:: STATED EXERCISE ::
Write out the listing beneath this instruction in its entirety, exactly as it reads.

####################

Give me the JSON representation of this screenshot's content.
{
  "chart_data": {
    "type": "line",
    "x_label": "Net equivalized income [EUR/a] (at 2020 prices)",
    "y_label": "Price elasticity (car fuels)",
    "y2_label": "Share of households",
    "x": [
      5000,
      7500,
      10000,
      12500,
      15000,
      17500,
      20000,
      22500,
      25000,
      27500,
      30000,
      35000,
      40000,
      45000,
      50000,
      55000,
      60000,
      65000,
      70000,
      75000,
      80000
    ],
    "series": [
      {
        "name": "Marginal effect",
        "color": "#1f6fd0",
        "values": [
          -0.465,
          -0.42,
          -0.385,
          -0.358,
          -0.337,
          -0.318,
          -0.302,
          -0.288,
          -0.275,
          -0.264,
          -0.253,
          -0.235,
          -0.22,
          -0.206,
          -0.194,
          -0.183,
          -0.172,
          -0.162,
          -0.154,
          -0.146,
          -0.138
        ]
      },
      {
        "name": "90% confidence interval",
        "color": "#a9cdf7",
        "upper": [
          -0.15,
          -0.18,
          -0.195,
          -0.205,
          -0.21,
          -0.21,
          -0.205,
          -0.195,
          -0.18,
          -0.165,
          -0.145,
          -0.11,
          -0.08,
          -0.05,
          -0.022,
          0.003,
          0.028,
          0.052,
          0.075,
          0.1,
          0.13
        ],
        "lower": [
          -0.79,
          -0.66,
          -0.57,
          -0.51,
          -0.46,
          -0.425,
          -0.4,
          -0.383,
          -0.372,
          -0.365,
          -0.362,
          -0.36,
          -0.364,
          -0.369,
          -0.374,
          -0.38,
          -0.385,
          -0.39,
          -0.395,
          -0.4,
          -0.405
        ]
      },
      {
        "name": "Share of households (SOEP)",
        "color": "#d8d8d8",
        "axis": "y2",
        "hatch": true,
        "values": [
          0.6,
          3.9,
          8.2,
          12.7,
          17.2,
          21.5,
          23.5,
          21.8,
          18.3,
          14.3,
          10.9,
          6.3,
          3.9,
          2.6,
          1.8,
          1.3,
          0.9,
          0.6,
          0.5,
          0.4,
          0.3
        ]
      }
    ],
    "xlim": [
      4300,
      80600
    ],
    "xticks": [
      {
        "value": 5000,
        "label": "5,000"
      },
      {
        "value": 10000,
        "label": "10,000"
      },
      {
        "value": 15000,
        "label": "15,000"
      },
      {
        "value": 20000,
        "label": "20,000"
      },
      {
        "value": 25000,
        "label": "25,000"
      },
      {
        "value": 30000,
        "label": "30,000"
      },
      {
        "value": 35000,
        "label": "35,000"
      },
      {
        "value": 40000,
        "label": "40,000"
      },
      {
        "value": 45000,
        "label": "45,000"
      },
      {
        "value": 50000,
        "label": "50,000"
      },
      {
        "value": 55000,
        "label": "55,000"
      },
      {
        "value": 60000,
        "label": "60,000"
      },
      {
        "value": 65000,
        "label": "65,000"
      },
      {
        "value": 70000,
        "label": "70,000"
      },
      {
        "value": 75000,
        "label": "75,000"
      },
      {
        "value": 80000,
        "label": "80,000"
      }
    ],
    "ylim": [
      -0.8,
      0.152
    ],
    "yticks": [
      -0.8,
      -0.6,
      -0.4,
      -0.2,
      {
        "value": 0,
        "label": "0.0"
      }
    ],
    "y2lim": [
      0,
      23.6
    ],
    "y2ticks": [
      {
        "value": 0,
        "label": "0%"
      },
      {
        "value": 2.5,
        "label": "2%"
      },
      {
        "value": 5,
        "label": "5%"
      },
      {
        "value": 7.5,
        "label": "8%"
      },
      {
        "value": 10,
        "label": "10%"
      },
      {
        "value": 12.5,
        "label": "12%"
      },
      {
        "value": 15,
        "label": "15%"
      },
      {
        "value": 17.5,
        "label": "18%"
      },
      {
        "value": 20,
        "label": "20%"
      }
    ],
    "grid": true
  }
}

####################

:: SOLUTION TO THE PROBLEM ::
Give me the JSON representation of this screenshot's content.
{
  "chart_data": {
    "type": "line",
    "x_label": "Net equivalized income [EUR/a] (at 2020 prices)",
    "y_label": "Price elasticity (car fuels)",
    "y2_label": "Share of households",
    "x": [
      5000,
      7500,
      10000,
      12500,
      15000,
      17500,
      20000,
      22500,
      25000,
      27500,
      30000,
      35000,
      40000,
      45000,
      50000,
      55000,
      60000,
      65000,
      70000,
      75000,
      80000
    ],
    "series": [
      {
        "name": "Marginal effect",
        "color": "#1f6fd0",
        "values": [
          -0.465,
          -0.42,
          -0.385,
          -0.358,
          -0.337,
          -0.318,
          -0.302,
          -0.288,
          -0.275,
          -0.264,
          -0.253,
          -0.235,
          -0.22,
          -0.206,
          -0.194,
          -0.183,
          -0.172,
          -0.162,
          -0.154,
          -0.146,
          -0.138
        ]
      },
      {
        "name": "90% confidence interval",
        "color": "#a9cdf7",
        "upper": [
          -0.15,
          -0.18,
          -0.195,
          -0.205,
          -0.21,
          -0.21,
          -0.205,
          -0.195,
          -0.18,
          -0.165,
          -0.145,
          -0.11,
          -0.08,
          -0.05,
          -0.022,
          0.003,
          0.028,
          0.052,
          0.075,
          0.1,
          0.13
        ],
        "lower": [
          -0.79,
          -0.66,
          -0.57,
          -0.51,
          -0.46,
          -0.425,
          -0.4,
          -0.383,
          -0.372,
          -0.365,
          -0.362,
          -0.36,
          -0.364,
          -0.369,
          -0.374,
          -0.38,
          -0.385,
          -0.39,
          -0.395,
          -0.4,
          -0.405
        ]
      },
      {
        "name": "Share of households (SOEP)",
        "color": "#d8d8d8",
        "axis": "y2",
        "hatch": true,
        "values": [
          0.6,
          3.9,
          8.2,
          12.7,
          17.2,
          21.5,
          23.5,
          21.8,
          18.3,
          14.3,
          10.9,
          6.3,
          3.9,
          2.6,
          1.8,
          1.3,
          0.9,
          0.6,
          0.5,
          0.4,
          0.3
        ]
      }
    ],
    "xlim": [
      4300,
      80600
    ],
    "xticks": [
      {
        "value": 5000,
        "label": "5,000"
      },
      {
        "value": 10000,
        "label": "10,000"
      },
      {
        "value": 15000,
        "label": "15,000"
      },
      {
        "value": 20000,
        "label": "20,000"
      },
      {
        "value": 25000,
        "label": "25,000"
      },
      {
        "value": 30000,
        "label": "30,000"
      },
      {
        "value": 35000,
        "label": "35,000"
      },
      {
        "value": 40000,
        "label": "40,000"
      },
      {
        "value": 45000,
        "label": "45,000"
      },
      {
        "value": 50000,
        "label": "50,000"
      },
      {
        "value": 55000,
        "label": "55,000"
      },
      {
        "value": 60000,
        "label": "60,000"
      },
      {
        "value": 65000,
        "label": "65,000"
      },
      {
        "value": 70000,
        "label": "70,000"
      },
      {
        "value": 75000,
        "label": "75,000"
      },
      {
        "value": 80000,
        "label": "80,000"
      }
    ],
    "ylim": [
      -0.8,
      0.152
    ],
    "yticks": [
      -0.8,
      -0.6,
      -0.4,
      -0.2,
      {
        "value": 0,
        "label": "0.0"
      }
    ],
    "y2lim": [
      0,
      23.6
    ],
    "y2ticks": [
      {
        "value": 0,
        "label": "0%"
      },
      {
        "value": 2.5,
        "label": "2%"
      },
      {
        "value": 5,
        "label": "5%"
      },
      {
        "value": 7.5,
        "label": "8%"
      },
      {
        "value": 10,
        "label": "10%"
      },
      {
        "value": 12.5,
        "label": "12%"
      },
      {
        "value": 15,
        "label": "15%"
      },
      {
        "value": 17.5,
        "label": "18%"
      },
      {
        "value": 20,
        "label": "20%"
      }
    ],
    "grid": true
  }
}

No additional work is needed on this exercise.